• WHAT IS REQUIRED
Look through the material below and give the number of lines holding "label", with no other words.

• MATERIAL FOR THIS TASK
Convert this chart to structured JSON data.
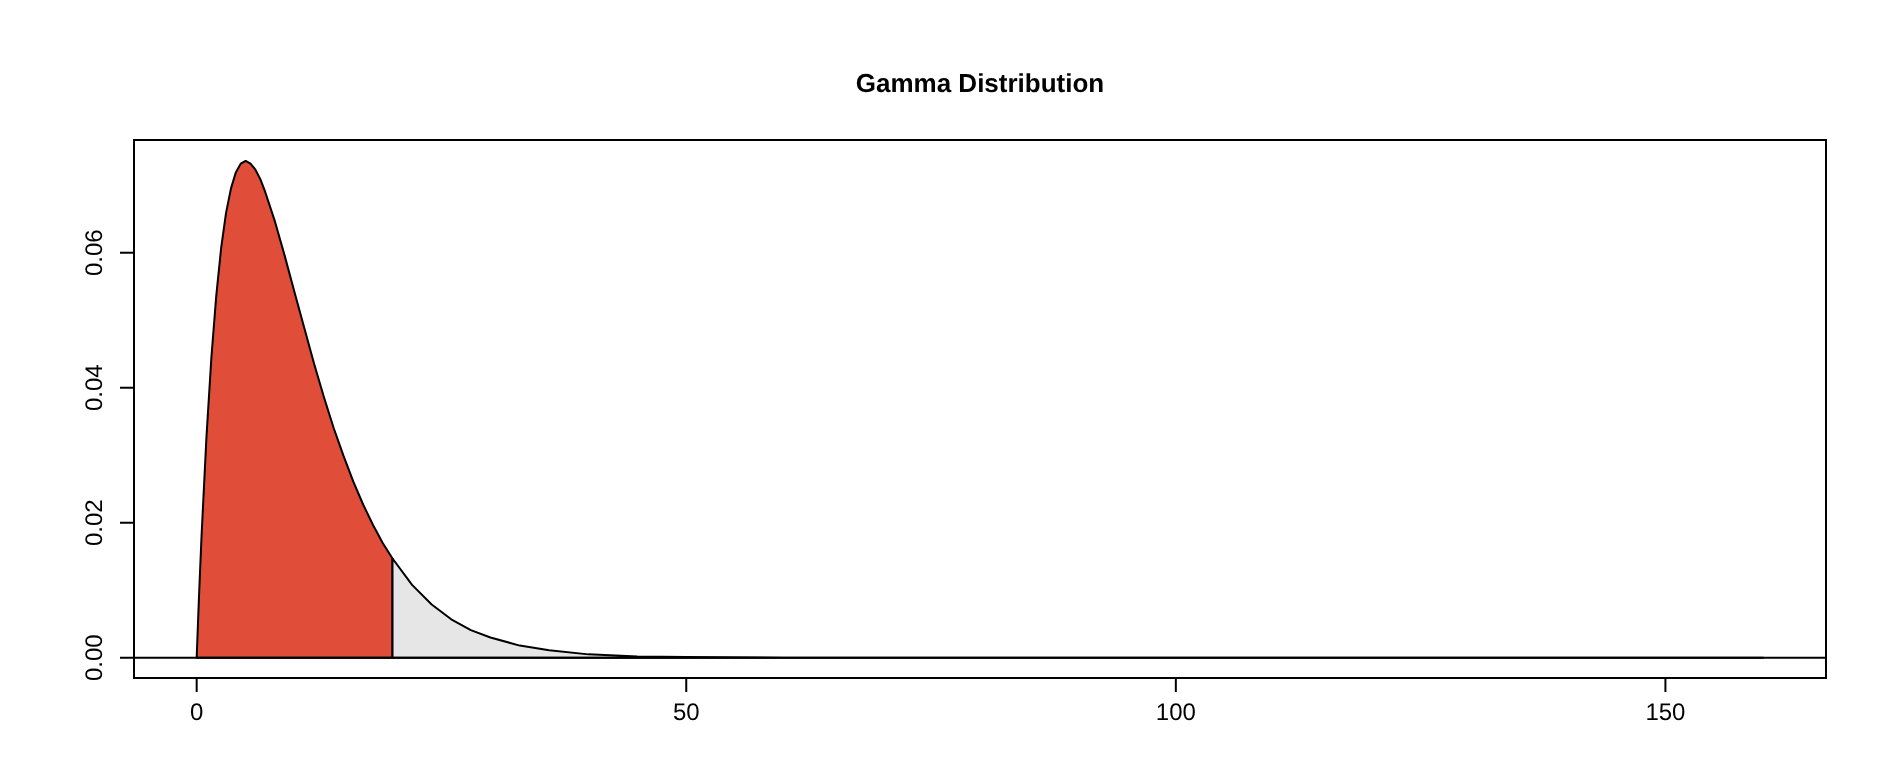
{
  "chart_data": {
    "type": "area",
    "title": "Gamma Distribution",
    "xlim": [
      -6.4,
      166.4
    ],
    "xticks": [
      0,
      50,
      100,
      150
    ],
    "ylim": [
      -0.003,
      0.0767
    ],
    "yticks": [
      {
        "value": 0,
        "label": "0.00"
      },
      {
        "value": 0.02,
        "label": "0.02"
      },
      {
        "value": 0.04,
        "label": "0.04"
      },
      {
        "value": 0.06,
        "label": "0.06"
      }
    ],
    "grid": false,
    "ref_lines": [
      {
        "axis": "y",
        "value": 0,
        "color": "#000000"
      }
    ],
    "series": [
      {
        "color": "#e04e39",
        "x": [
          0,
          0.25,
          0.5,
          1,
          1.5,
          2,
          2.5,
          3,
          3.5,
          4,
          4.5,
          5,
          5.5,
          6,
          6.5,
          7,
          8,
          9,
          10,
          11,
          12,
          13,
          14,
          15,
          16,
          17,
          18,
          19,
          20
        ],
        "values": [
          0,
          0.0095,
          0.0181,
          0.0327,
          0.0444,
          0.0536,
          0.0607,
          0.0659,
          0.0695,
          0.0719,
          0.0732,
          0.0736,
          0.0732,
          0.0723,
          0.0709,
          0.069,
          0.0646,
          0.0595,
          0.0541,
          0.0488,
          0.0435,
          0.0386,
          0.034,
          0.0299,
          0.0261,
          0.0227,
          0.0197,
          0.017,
          0.0147
        ]
      },
      {
        "color": "#e6e6e6",
        "x": [
          20,
          22,
          24,
          26,
          28,
          30,
          33,
          36,
          40,
          45,
          50,
          60,
          80,
          100,
          120,
          140,
          160
        ],
        "values": [
          0.0147,
          0.0108,
          0.0079,
          0.0057,
          0.0041,
          0.003,
          0.0018,
          0.0011,
          0.0005,
          0.0002,
          0.0001,
          0,
          0,
          0,
          0,
          0,
          0
        ]
      }
    ]
  }
}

• RESULT
4